◆ **PROBLEM TO WORK ON**
Extract the line that contains "What text is on this page?" and every line after it to the end of the records below, exactly as written and nothing else.

Stored entries
______________________________
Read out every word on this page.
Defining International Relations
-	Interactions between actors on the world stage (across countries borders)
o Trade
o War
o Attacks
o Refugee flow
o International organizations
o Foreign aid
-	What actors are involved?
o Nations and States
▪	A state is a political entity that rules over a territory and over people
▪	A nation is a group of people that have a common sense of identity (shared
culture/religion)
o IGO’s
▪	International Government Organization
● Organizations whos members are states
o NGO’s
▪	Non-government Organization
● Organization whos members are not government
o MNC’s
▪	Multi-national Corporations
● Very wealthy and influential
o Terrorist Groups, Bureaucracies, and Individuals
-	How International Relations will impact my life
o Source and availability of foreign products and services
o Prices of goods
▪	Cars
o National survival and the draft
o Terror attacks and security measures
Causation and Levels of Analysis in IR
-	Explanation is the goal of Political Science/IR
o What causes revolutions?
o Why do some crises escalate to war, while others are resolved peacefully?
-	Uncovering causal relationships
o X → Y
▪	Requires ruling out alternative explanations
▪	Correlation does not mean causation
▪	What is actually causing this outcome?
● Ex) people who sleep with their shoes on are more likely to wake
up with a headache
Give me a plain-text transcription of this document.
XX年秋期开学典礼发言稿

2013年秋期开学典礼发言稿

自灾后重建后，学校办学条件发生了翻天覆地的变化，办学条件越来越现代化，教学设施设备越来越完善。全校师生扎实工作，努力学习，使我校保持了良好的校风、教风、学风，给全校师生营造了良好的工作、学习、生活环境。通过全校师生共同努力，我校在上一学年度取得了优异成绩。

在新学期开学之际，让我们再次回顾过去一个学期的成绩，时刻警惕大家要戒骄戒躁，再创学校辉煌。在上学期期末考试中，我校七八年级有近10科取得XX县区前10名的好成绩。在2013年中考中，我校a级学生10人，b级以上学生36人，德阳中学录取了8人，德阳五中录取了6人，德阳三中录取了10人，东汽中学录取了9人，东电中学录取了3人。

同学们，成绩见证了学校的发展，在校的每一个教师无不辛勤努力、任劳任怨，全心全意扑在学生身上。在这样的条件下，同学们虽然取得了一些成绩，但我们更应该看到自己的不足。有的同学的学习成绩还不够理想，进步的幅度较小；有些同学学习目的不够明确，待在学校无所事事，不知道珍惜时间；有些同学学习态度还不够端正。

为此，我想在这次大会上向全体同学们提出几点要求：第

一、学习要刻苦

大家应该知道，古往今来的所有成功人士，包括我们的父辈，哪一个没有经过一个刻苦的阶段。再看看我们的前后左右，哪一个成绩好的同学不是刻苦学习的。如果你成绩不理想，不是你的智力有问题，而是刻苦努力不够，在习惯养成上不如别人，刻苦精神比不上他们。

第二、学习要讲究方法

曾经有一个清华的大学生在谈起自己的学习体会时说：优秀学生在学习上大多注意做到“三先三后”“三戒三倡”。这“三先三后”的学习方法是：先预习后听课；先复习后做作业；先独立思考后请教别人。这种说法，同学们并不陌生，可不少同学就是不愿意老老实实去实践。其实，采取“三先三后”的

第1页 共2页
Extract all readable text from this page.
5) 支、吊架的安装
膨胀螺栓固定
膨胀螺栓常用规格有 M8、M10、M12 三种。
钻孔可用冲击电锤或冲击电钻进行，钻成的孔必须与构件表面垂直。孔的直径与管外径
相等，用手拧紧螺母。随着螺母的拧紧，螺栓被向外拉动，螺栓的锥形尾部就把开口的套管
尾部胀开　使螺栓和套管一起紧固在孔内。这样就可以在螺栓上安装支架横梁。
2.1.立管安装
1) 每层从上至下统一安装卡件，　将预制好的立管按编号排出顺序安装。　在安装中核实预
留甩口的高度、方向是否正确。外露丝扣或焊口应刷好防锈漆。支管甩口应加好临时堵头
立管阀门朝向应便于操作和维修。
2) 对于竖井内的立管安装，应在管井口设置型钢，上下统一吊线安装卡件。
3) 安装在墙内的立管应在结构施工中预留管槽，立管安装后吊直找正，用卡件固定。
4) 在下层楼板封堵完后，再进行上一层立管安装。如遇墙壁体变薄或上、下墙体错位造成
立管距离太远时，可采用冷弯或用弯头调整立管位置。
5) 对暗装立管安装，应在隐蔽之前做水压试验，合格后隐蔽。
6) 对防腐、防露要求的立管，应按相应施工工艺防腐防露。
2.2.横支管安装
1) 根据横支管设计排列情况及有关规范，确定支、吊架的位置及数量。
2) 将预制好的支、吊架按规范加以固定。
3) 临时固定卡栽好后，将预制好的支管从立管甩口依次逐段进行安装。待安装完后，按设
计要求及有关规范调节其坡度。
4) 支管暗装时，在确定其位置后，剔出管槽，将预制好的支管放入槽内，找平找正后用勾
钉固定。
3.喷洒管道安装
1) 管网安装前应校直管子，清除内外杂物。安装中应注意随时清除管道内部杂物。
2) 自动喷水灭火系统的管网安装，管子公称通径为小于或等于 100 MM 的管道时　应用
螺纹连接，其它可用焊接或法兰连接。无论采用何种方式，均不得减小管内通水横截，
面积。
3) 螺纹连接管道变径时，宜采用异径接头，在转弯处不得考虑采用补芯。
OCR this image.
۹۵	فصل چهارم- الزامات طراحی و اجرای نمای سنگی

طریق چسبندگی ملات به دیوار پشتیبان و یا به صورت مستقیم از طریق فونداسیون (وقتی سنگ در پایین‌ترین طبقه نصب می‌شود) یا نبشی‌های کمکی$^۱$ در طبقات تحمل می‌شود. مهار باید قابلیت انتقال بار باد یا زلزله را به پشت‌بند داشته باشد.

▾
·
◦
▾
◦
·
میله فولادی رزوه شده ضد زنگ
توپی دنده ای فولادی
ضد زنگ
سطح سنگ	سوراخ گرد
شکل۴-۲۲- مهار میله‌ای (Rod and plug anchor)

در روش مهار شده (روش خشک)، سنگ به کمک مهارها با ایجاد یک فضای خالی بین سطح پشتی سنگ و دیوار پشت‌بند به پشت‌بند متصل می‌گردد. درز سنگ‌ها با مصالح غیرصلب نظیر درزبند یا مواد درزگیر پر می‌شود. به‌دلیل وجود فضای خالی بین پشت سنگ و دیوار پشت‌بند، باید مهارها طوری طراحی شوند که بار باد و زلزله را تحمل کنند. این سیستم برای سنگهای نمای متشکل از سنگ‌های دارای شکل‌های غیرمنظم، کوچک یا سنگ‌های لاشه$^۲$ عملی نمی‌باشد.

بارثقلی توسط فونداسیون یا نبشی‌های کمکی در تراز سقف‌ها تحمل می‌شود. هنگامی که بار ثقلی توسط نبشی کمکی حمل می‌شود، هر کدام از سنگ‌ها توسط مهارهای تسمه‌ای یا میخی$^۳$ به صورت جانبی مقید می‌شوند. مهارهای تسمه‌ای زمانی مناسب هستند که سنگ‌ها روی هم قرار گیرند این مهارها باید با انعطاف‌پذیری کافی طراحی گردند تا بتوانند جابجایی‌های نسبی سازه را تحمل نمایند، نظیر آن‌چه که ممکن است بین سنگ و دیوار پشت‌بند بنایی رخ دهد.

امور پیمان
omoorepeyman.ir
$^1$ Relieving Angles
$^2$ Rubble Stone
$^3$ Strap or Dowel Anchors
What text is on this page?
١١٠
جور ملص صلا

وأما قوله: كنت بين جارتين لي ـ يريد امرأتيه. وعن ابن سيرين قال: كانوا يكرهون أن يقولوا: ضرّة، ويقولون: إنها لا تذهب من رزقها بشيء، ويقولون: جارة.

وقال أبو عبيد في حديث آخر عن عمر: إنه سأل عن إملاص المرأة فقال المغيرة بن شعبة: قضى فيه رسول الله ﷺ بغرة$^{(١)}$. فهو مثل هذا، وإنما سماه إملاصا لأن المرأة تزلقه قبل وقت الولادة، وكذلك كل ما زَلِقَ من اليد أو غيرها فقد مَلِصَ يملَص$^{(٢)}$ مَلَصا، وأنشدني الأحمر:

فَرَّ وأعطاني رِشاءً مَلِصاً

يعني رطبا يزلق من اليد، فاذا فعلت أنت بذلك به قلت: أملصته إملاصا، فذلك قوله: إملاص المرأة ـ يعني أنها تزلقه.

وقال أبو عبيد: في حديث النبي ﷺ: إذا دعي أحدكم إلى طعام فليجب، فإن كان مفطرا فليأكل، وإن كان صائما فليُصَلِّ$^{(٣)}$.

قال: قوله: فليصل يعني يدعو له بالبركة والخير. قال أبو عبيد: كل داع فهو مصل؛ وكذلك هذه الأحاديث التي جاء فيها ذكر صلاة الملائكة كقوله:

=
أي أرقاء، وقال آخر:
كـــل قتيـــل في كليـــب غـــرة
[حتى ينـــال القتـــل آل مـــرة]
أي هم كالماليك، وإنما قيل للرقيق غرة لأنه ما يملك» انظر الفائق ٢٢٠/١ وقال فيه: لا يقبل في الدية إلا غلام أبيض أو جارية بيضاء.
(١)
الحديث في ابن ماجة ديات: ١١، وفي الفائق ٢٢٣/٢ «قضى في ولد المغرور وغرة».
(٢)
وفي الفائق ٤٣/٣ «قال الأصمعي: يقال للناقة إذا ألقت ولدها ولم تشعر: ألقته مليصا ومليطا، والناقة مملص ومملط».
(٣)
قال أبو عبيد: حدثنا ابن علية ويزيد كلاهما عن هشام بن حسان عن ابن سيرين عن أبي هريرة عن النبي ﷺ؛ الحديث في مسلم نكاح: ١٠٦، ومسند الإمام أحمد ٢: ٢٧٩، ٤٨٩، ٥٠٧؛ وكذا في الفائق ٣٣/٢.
______________________________
◆ **EXERCISE RESULT**
What text is on this page?
١١٠
جور ملص صلا

وأما قوله: كنت بين جارتين لي ـ يريد امرأتيه. وعن ابن سيرين قال: كانوا يكرهون أن يقولوا: ضرّة، ويقولون: إنها لا تذهب من رزقها بشيء، ويقولون: جارة.

وقال أبو عبيد في حديث آخر عن عمر: إنه سأل عن إملاص المرأة فقال المغيرة بن شعبة: قضى فيه رسول الله ﷺ بغرة$^{(١)}$. فهو مثل هذا، وإنما سماه إملاصا لأن المرأة تزلقه قبل وقت الولادة، وكذلك كل ما زَلِقَ من اليد أو غيرها فقد مَلِصَ يملَص$^{(٢)}$ مَلَصا، وأنشدني الأحمر:

فَرَّ وأعطاني رِشاءً مَلِصاً

يعني رطبا يزلق من اليد، فاذا فعلت أنت بذلك به قلت: أملصته إملاصا، فذلك قوله: إملاص المرأة ـ يعني أنها تزلقه.

وقال أبو عبيد: في حديث النبي ﷺ: إذا دعي أحدكم إلى طعام فليجب، فإن كان مفطرا فليأكل، وإن كان صائما فليُصَلِّ$^{(٣)}$.

قال: قوله: فليصل يعني يدعو له بالبركة والخير. قال أبو عبيد: كل داع فهو مصل؛ وكذلك هذه الأحاديث التي جاء فيها ذكر صلاة الملائكة كقوله:

=
أي أرقاء، وقال آخر:
كـــل قتيـــل في كليـــب غـــرة
[حتى ينـــال القتـــل آل مـــرة]
أي هم كالماليك، وإنما قيل للرقيق غرة لأنه ما يملك» انظر الفائق ٢٢٠/١ وقال فيه: لا يقبل في الدية إلا غلام أبيض أو جارية بيضاء.
(١)
الحديث في ابن ماجة ديات: ١١، وفي الفائق ٢٢٣/٢ «قضى في ولد المغرور وغرة».
(٢)
وفي الفائق ٤٣/٣ «قال الأصمعي: يقال للناقة إذا ألقت ولدها ولم تشعر: ألقته مليصا ومليطا، والناقة مملص ومملط».
(٣)
قال أبو عبيد: حدثنا ابن علية ويزيد كلاهما عن هشام بن حسان عن ابن سيرين عن أبي هريرة عن النبي ﷺ؛ الحديث في مسلم نكاح: ١٠٦، ومسند الإمام أحمد ٢: ٢٧٩، ٤٨٩، ٥٠٧؛ وكذا في الفائق ٣٣/٢.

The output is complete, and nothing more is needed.